STATED EXERCISE:
Pull out each line of the records holding the string "name".
◆ ◆ ◆
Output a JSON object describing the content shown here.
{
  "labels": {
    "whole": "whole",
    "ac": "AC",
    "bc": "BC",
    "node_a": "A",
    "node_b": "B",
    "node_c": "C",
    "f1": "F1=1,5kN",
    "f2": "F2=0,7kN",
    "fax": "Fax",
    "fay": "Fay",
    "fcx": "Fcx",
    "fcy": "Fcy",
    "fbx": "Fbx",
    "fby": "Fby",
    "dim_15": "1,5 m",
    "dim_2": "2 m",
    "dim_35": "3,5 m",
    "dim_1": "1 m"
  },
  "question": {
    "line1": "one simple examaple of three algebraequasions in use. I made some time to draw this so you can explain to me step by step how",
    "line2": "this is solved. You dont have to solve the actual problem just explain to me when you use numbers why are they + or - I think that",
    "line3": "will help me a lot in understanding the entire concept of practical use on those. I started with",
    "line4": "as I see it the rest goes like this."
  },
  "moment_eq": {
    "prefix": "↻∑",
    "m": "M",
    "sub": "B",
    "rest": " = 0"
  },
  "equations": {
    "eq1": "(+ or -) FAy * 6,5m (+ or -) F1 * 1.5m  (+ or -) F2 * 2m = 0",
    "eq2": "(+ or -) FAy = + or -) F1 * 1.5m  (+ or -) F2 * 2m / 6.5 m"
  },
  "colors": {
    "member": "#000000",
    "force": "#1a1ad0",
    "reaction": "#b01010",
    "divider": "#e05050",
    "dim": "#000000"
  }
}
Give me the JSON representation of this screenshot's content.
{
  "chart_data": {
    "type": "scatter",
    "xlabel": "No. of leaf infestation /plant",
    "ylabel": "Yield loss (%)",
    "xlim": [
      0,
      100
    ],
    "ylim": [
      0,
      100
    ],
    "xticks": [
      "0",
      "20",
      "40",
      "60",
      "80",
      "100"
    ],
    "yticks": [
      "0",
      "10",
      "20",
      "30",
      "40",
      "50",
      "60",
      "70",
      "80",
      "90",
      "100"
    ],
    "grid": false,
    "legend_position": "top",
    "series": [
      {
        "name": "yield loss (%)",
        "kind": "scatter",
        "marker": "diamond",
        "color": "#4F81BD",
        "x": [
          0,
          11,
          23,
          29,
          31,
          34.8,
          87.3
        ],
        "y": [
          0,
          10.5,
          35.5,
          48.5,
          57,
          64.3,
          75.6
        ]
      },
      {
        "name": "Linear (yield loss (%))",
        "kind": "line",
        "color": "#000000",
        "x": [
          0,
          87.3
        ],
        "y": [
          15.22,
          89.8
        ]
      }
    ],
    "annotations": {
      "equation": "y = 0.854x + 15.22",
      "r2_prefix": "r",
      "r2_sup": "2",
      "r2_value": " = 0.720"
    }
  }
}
◆ ◆ ◆
ANSWER IN FULL:
        "name": "yield loss (%)",
        "name": "Linear (yield loss (%))",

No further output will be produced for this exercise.